Task to complete:
A faithful transcription of all the data is required.
>> Begin Exercise materials
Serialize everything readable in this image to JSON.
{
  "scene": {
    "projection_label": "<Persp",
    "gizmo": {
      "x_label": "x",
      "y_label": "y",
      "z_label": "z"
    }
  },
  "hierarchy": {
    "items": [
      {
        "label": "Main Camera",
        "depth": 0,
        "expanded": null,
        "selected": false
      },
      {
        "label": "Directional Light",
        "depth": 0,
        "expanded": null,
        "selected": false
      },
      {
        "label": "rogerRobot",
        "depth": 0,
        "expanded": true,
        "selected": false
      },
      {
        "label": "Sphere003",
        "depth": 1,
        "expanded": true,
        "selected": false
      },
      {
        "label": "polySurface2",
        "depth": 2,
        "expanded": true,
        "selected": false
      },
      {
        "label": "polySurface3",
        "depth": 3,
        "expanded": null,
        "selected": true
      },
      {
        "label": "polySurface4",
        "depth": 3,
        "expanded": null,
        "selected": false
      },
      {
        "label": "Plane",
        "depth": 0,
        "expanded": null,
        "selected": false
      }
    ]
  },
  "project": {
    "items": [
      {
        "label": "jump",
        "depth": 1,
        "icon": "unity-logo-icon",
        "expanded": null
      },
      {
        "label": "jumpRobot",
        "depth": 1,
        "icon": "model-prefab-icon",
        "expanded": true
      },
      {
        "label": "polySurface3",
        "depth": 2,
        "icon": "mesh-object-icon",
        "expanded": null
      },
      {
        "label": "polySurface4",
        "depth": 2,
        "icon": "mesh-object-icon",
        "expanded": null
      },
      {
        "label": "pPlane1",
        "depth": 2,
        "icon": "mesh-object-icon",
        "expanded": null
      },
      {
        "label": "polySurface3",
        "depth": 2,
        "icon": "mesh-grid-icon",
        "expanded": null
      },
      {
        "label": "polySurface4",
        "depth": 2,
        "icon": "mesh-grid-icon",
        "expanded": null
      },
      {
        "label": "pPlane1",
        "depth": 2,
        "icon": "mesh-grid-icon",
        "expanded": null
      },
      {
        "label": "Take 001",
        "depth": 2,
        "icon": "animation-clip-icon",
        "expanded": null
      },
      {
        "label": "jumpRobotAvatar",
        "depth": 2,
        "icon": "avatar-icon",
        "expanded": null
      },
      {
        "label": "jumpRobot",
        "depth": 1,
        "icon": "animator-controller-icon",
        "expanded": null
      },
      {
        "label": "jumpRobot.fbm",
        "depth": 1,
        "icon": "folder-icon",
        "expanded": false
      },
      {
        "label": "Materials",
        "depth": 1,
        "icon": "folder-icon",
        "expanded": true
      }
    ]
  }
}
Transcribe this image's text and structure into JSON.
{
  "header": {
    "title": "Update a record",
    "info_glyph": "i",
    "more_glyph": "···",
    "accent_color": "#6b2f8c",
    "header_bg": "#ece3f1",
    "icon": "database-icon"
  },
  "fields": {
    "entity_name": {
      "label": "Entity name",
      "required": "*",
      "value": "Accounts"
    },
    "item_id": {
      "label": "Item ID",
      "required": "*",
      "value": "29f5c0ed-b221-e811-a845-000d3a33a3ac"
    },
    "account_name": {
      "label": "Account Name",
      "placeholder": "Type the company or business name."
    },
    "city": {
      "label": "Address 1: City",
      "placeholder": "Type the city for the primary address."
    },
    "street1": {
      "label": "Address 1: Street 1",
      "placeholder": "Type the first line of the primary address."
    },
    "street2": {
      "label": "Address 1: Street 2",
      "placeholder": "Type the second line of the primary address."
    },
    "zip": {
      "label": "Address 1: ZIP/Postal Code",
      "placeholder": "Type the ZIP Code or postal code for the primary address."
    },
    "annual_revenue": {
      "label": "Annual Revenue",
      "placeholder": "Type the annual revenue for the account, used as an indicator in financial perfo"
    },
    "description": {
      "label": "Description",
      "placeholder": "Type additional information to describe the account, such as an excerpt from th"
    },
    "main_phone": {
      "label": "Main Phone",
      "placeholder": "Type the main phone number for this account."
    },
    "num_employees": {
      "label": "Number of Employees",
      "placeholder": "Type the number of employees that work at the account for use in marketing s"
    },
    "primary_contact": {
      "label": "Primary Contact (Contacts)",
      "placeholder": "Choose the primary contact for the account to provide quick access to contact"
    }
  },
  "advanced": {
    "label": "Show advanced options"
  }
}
>> End Exercise materials
Written answer:
Serialize everything readable in this image to JSON.
{
  "scene": {
    "projection_label": "<Persp",
    "gizmo": {
      "x_label": "x",
      "y_label": "y",
      "z_label": "z"
    }
  },
  "hierarchy": {
    "items": [
      {
        "label": "Main Camera",
        "depth": 0,
        "expanded": null,
        "selected": false
      },
      {
        "label": "Directional Light",
        "depth": 0,
        "expanded": null,
        "selected": false
      },
      {
        "label": "rogerRobot",
        "depth": 0,
        "expanded": true,
        "selected": false
      },
      {
        "label": "Sphere003",
        "depth": 1,
        "expanded": true,
        "selected": false
      },
      {
        "label": "polySurface2",
        "depth": 2,
        "expanded": true,
        "selected": false
      },
      {
        "label": "polySurface3",
        "depth": 3,
        "expanded": null,
        "selected": true
      },
      {
        "label": "polySurface4",
        "depth": 3,
        "expanded": null,
        "selected": false
      },
      {
        "label": "Plane",
        "depth": 0,
        "expanded": null,
        "selected": false
      }
    ]
  },
  "project": {
    "items": [
      {
        "label": "jump",
        "depth": 1,
        "icon": "unity-logo-icon",
        "expanded": null
      },
      {
        "label": "jumpRobot",
        "depth": 1,
        "icon": "model-prefab-icon",
        "expanded": true
      },
      {
        "label": "polySurface3",
        "depth": 2,
        "icon": "mesh-object-icon",
        "expanded": null
      },
      {
        "label": "polySurface4",
        "depth": 2,
        "icon": "mesh-object-icon",
        "expanded": null
      },
      {
        "label": "pPlane1",
        "depth": 2,
        "icon": "mesh-object-icon",
        "expanded": null
      },
      {
        "label": "polySurface3",
        "depth": 2,
        "icon": "mesh-grid-icon",
        "expanded": null
      },
      {
        "label": "polySurface4",
        "depth": 2,
        "icon": "mesh-grid-icon",
        "expanded": null
      },
      {
        "label": "pPlane1",
        "depth": 2,
        "icon": "mesh-grid-icon",
        "expanded": null
      },
      {
        "label": "Take 001",
        "depth": 2,
        "icon": "animation-clip-icon",
        "expanded": null
      },
      {
        "label": "jumpRobotAvatar",
        "depth": 2,
        "icon": "avatar-icon",
        "expanded": null
      },
      {
        "label": "jumpRobot",
        "depth": 1,
        "icon": "animator-controller-icon",
        "expanded": null
      },
      {
        "label": "jumpRobot.fbm",
        "depth": 1,
        "icon": "folder-icon",
        "expanded": false
      },
      {
        "label": "Materials",
        "depth": 1,
        "icon": "folder-icon",
        "expanded": true
      }
    ]
  }
}
Transcribe this image's text and structure into JSON.
{
  "header": {
    "title": "Update a record",
    "info_glyph": "i",
    "more_glyph": "···",
    "accent_color": "#6b2f8c",
    "header_bg": "#ece3f1",
    "icon": "database-icon"
  },
  "fields": {
    "entity_name": {
      "label": "Entity name",
      "required": "*",
      "value": "Accounts"
    },
    "item_id": {
      "label": "Item ID",
      "required": "*",
      "value": "29f5c0ed-b221-e811-a845-000d3a33a3ac"
    },
    "account_name": {
      "label": "Account Name",
      "placeholder": "Type the company or business name."
    },
    "city": {
      "label": "Address 1: City",
      "placeholder": "Type the city for the primary address."
    },
    "street1": {
      "label": "Address 1: Street 1",
      "placeholder": "Type the first line of the primary address."
    },
    "street2": {
      "label": "Address 1: Street 2",
      "placeholder": "Type the second line of the primary address."
    },
    "zip": {
      "label": "Address 1: ZIP/Postal Code",
      "placeholder": "Type the ZIP Code or postal code for the primary address."
    },
    "annual_revenue": {
      "label": "Annual Revenue",
      "placeholder": "Type the annual revenue for the account, used as an indicator in financial perfo"
    },
    "description": {
      "label": "Description",
      "placeholder": "Type additional information to describe the account, such as an excerpt from th"
    },
    "main_phone": {
      "label": "Main Phone",
      "placeholder": "Type the main phone number for this account."
    },
    "num_employees": {
      "label": "Number of Employees",
      "placeholder": "Type the number of employees that work at the account for use in marketing s"
    },
    "primary_contact": {
      "label": "Primary Contact (Contacts)",
      "placeholder": "Choose the primary contact for the account to provide quick access to contact"
    }
  },
  "advanced": {
    "label": "Show advanced options"
  }
}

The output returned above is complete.